→ Do this: Return the lines below that carry the word "amendment".

_ _ _

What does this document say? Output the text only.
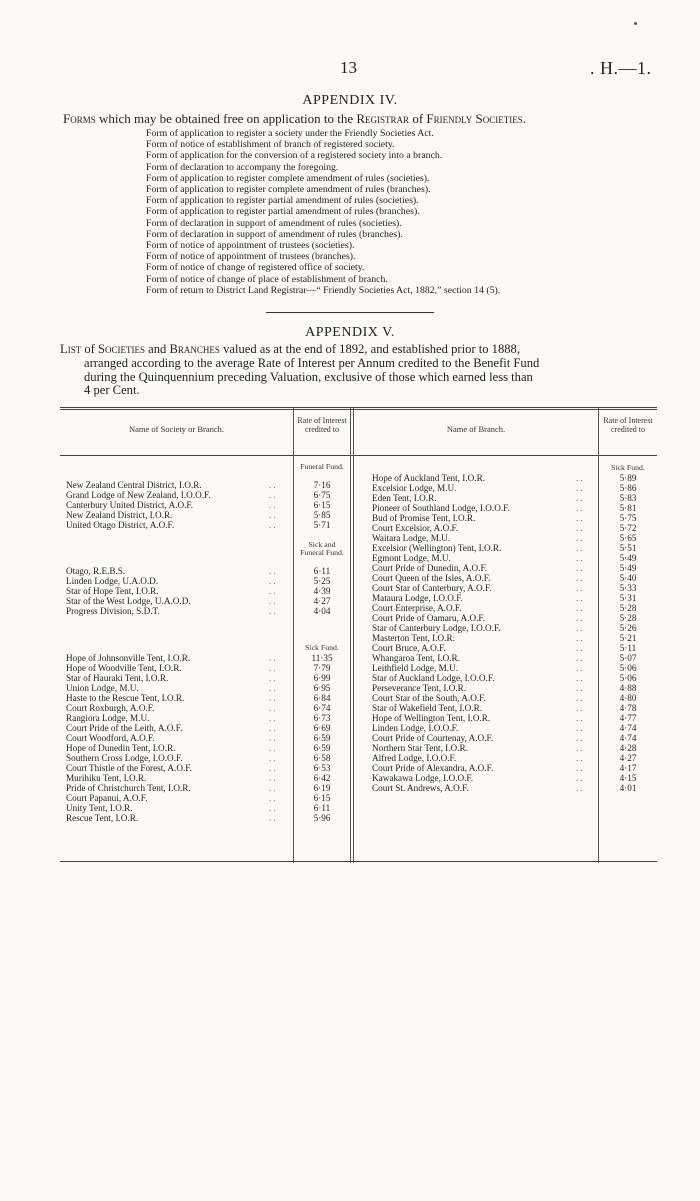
13	. H.—1.
APPENDIX IV.
Forms which may be obtained free on application to the Registrar of Friendly Societies.
Form of application to register a society under the Friendly Societies Act.
Form of notice of establishment of branch of registered society.
Form of application for the conversion of a registered society into a branch.
Form of declaration to accompany the foregoing.
Form of application to register complete amendment of rules (societies).
Form of application to register complete amendment of rules (branches).
Form of application to register partial amendment of rules (societies).
Form of application to register partial amendment of rules (branches).
Form of declaration in support of amendment of rules (societies).
Form of declaration in support of amendment of rules (branches).
Form of notice of appointment of trustees (societies).
Form of notice of appointment of trustees (branches).
Form of notice of change of registered office of society.
Form of notice of change of place of establishment of branch.
Form of return to District Land Registrar—“ Friendly Societies Act, 1882,” section 14 (5).
APPENDIX V.
List of Societies and Branches valued as at the end of 1892, and established prior to 1888,
arranged according to the average Rate of Interest per Annum credited to the Benefit Fund
during the Quinquennium preceding Valuation, exclusive of those which earned less than
4 per Cent.
Name of Society or Branch.
Rate of Interest credited to	Name of Branch.
Rate of Interest credited to
Funeral Fund.
New Zealand Central District, I.O.R.	..	7·16
Grand Lodge of New Zealand, I.O.O.F.	..	6·75
Canterbury United District, A.O.F.	..	6·15
New Zealand District, I.O.R.	..	5·85
United Otago District, A.O.F.	..	5·71
Sick and Funeral Fund.
Otago, R.E.B.S.	..	6·11
Linden Lodge, U.A.O.D.	..	5·25
Star of Hope Tent, I.O.R.	..	4·39
Star of the West Lodge, U.A.O.D.	..	4·27
Progress Division, S.D.T.	..	4·04
Sick Fund.
Hope of Johnsonville Tent, I.O.R.	..	11·35
Hope of Woodville Tent, I.O.R.	..	7·79
Star of Hauraki Tent, I.O.R.	..	6·99
Union Lodge, M.U.	..	6·95
Haste to the Rescue Tent, I.O.R.	..	6·84
Court Roxburgh, A.O.F.	..	6·74
Rangiora Lodge, M.U.	..	6·73
Court Pride of the Leith, A.O.F.	..	6·69
Court Woodford, A.O.F.	..	6·59
Hope of Dunedin Tent, I.O.R.	..	6·59
Southern Cross Lodge, I.O.O.F.	..	6·58
Court Thistle of the Forest, A.O.F.	..	6·53
Murihiku Tent, I.O.R.	..	6·42
Pride of Christchurch Tent, I.O.R.	..	6·19
Court Papanui, A.O.F.	..	6·15
Unity Tent, I.O.R.	..	6·11
Rescue Tent, I.O.R.	..	5·96
Sick Fund.
Hope of Auckland Tent, I.O.R.	..	5·89
Excelsior Lodge, M.U.	..	5·86
Eden Tent, I.O.R.	..	5·83
Pioneer of Southland Lodge, I.O.O.F.	..	5·81
Bud of Promise Tent, I.O.R.	..	5·75
Court Excelsior, A.O.F.	..	5·72
Waitara Lodge, M.U.	..	5·65
Excelsior (Wellington) Tent, I.O.R.	..	5·51
Egmont Lodge, M.U.	..	5·49
Court Pride of Dunedin, A.O.F.	..	5·49
Court Queen of the Isles, A.O.F.	..	5·40
Court Star of Canterbury, A.O.F.	..	5·33
Mataura Lodge, I.O.O.F.	..	5·31
Court Enterprise, A.O.F.	..	5·28
Court Pride of Oamaru, A.O.F.	..	5·28
Star of Canterbury Lodge, I.O.O.F.	..	5·26
Masterton Tent, I.O.R.	..	5·21
Court Bruce, A.O.F.	..	5·11
Whangaroa Tent, I.O.R.	..	5·07
Leithfield Lodge, M.U.	..	5·06
Star of Auckland Lodge, I.O.O.F.	..	5·06
Perseverance Tent, I.O.R.	..	4·88
Court Star of the South, A.O.F.	..	4·80
Star of Wakefield Tent, I.O.R.	..	4·78
Hope of Wellington Tent, I.O.R.	..	4·77
Linden Lodge, I.O.O.F.	..	4·74
Court Pride of Courtenay, A.O.F.	..	4·74
Northern Star Tent, I.O.R.	..	4·28
Alfred Lodge, I.O.O.F.	..	4·27
Court Pride of Alexandra, A.O.F.	..	4·17
Kawakawa Lodge, I.O.O.F.	..	4·15
Court St. Andrews, A.O.F.	..	4·01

_ _ _

→ Worked answer:
Form of application to register complete amendment of rules (societies).
Form of application to register complete amendment of rules (branches).
Form of application to register partial amendment of rules (societies).
Form of application to register partial amendment of rules (branches).
Form of declaration in support of amendment of rules (societies).
Form of declaration in support of amendment of rules (branches).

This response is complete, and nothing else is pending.